## Instrucción escrita 1:
Localiza en los registros todas las líneas que contengan la cadena "digitorum" y cópialas. Distingue entre mayúsculas y minúsculas.
## Instrucción escrita 2:
Prosigue el ensayo sobre la película "The Chase" a partir de su última oración.

## Fragmento de texto:
━━━━━━━━
Lo abre, se lleva a la boca una cápsula, que se pasa sin agua, dificultosamente, y lo devuelve al bolsillo. Este detalle, bastante significativo desde el principio, y que contribuirá a explicar ciertos hechos conforme avanza la trama, será pronto olvidado, como es de esperarse. Pero esta, por importante que sea, no es la escena clave. El hombre se aprieta el cinturón, su zapato bicolor tropieza con un objeto que, sorprendentemente, resulta ser una cartera. La recoge, primero la esconde, luego la revisa. La cartera está llena de billetes. Hay un corte, y vemos varios platos vacíos. 

La titularon en español como “Violencia”, pero sobre este título, bastante simplista, he preferido utilizar el original, en inglés, “The Chase”, que se traduciría como “La persecución”, para este ensayo. La dirigió el modesto Arthur Ripley, y se trata de la adaptación de una historia escrita por Cornell Woolrish, “The Black Path of Fear”, publicado en 1944, cuyo guion debemos a Philip Yordan quien, durante la infame era macartista, alojaba a sus colegas, inscritos en la “Lista negra”, en su propia casa, donde podían escribir, bajo seudónimo, sus propios guiones. Pero la persecución a la que alude el título es mucho más escabrosa, si bien, no más intrincada que la se desarrolla en “Intriga internacional” (aka. Con la muerte en los talones; North by Northwest, 1959), de Alfred Hitchcock, que descansa sobre un juego muy hitchcockiano de identidad equivocada. En “The Chase”, el equívoco es esencial, pero implica la colaboración del espectador. 

El hombre del principio busca la dirección que aparece en la billetera, con intención de devolverla a su dueño, un tal Eddie Roman (Steve Cochran), y se encuentra con una mansión, a través de cuya mirilla, en la puerta, le preguntan qué desea, con intenciones claras de alejarlo. Le abre un hombre de estatura baja, que responde al nombre de Gino (el gran Peter Lorre, en uno de sus papeles habituales), que resulta ser la mano derecha de Eddie, un mafioso que, ante el raro acto de honestidad de nuestro héroe –sólo ha tomado un billete, lo suficiente para comer–, de quien nos enteramos que se llama Chuck Scott (Robert Cummings) y es un veterano venido a menos, lo contrata como chofer.

Pero el trabajo de Chuck exige que pase una prueba, y un buen día, mientras conduce, con Gino y Eddie en el asiento trasero, este último descorre la tapa de un mecanismo que le permite tomar el control de los frenos, a voluntad, con la intención de averiguar cuán diestro es ganándole al tren el paso por la vía. En el último momento, Chuck da un violento giro de volante, con lo que los salva de ser arrollados. Ha pasado la prueba, pero sus desgracias apenas comienzan.
━━━━━━━━
Entradas de anotación espacial:
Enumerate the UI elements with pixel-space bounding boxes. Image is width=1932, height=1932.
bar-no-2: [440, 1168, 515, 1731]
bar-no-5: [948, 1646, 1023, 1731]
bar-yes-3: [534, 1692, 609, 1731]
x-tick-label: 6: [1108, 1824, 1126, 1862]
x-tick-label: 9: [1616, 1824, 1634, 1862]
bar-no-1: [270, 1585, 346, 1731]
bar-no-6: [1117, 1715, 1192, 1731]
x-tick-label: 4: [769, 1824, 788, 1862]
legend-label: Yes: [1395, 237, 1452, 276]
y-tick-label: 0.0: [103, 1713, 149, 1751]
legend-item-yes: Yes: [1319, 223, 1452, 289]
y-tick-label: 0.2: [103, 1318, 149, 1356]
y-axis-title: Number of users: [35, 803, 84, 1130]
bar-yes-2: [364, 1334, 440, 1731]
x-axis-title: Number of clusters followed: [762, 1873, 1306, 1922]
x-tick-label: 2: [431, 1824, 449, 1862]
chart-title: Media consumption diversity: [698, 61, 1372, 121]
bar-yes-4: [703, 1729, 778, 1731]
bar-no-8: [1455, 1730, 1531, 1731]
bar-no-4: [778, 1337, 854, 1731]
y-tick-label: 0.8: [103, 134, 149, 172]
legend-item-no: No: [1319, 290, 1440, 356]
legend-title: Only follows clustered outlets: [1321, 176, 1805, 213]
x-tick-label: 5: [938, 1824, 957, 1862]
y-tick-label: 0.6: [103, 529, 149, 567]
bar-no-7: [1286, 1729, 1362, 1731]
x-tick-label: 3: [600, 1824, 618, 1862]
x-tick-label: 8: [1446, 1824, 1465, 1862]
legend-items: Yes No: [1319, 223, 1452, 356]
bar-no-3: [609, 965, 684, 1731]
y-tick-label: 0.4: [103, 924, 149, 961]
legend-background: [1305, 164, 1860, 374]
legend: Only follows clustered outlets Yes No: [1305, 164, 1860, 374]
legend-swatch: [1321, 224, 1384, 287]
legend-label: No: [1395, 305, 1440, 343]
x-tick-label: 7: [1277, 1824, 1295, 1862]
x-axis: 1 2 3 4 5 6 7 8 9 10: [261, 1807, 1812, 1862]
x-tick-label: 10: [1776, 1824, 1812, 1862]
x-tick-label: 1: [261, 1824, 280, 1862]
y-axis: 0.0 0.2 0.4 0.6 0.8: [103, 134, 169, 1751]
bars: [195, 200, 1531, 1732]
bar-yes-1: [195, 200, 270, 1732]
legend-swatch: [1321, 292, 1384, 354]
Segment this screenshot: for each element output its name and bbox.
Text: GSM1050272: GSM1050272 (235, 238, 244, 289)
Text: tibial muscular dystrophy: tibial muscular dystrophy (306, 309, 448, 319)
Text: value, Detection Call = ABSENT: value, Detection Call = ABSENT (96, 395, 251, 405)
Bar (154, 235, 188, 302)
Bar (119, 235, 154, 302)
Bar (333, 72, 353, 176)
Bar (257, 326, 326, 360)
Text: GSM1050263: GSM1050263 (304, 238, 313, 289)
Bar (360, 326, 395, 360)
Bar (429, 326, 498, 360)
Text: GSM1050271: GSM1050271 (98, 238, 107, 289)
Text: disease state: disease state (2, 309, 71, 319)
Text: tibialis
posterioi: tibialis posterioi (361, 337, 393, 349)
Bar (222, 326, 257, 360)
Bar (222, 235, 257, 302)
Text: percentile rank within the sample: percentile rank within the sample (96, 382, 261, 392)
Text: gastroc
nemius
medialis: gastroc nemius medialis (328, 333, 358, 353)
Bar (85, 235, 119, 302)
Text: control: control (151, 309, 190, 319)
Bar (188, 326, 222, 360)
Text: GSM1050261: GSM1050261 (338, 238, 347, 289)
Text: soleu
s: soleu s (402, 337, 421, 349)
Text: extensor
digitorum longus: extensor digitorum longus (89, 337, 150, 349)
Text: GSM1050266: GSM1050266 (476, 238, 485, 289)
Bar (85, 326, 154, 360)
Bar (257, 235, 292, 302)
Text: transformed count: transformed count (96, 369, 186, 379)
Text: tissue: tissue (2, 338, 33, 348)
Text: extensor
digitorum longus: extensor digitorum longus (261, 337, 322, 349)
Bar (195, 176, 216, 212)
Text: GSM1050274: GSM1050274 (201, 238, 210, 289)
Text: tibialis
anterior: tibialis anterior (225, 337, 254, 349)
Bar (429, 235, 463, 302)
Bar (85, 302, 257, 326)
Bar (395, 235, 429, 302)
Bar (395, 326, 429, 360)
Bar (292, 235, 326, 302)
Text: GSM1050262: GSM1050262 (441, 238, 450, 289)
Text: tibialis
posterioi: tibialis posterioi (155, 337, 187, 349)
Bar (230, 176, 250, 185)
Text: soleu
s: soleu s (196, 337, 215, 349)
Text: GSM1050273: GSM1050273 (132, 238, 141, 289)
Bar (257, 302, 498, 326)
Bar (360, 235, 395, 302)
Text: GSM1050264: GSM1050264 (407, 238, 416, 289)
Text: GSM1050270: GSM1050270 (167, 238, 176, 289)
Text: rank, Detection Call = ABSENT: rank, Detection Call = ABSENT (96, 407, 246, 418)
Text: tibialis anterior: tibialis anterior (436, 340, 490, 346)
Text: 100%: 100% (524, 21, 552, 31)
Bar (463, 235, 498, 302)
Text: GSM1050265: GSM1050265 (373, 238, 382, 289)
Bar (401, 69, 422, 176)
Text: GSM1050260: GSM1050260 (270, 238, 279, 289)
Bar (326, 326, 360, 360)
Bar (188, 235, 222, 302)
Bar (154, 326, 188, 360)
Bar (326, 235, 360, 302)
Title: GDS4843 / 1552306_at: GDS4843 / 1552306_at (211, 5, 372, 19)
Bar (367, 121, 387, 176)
━━━━━━━━
## Resultado 1:
digitorum longus: extensor digitorum longus (89, 337, 150, 349)
digitorum longus: extensor digitorum longus (261, 337, 322, 349)

## Resultado 2:
Chuck conoce a Lorna (Michele Morgan), la sufrida mujer de Eddie, que le pide que la lleve, cada tarde, a orillas del mar, donde le confiesa sus deseos de huir de su esposo, y que sea Chuck quien la lleva a La Habana, Cuba, a cambio de mil dólares. Él compra los boletos para las once de la noche, a bordo de una cabina individual, único lugar libre, y por teléfono le pide a Lorna que haga su día normal, hasta las nueve y media de la noche, para no levantar sospechas, hora en la que ella tiene que pedirle permiso a Eddie para salir de paseo, sin percatarse que Fats (Don Wilson), uno de los socios de Eddie, lo ha reconocido.

Esa misma tarde, Eddie le ordena a Chuck que lo lleve al mar, al sitio donde ella va cada tarde, y le pregunta qué puede significar para ella. “No soy psiquiatra”, responde Chuck. De vuelta a su cuarto, Chuck se echa sobre su cama, y se pone a leer el periódico, para hacer tiempo antes de la cita con Lorna, y se queda dormido. Pero entre ellos ha nacido ya un peligroso romance, que apenas tiene continuación en Cuba cuando, antes de poder continuar su viaje a Sudamérica, y sospechando que los persiguen, se ocultan en un casino.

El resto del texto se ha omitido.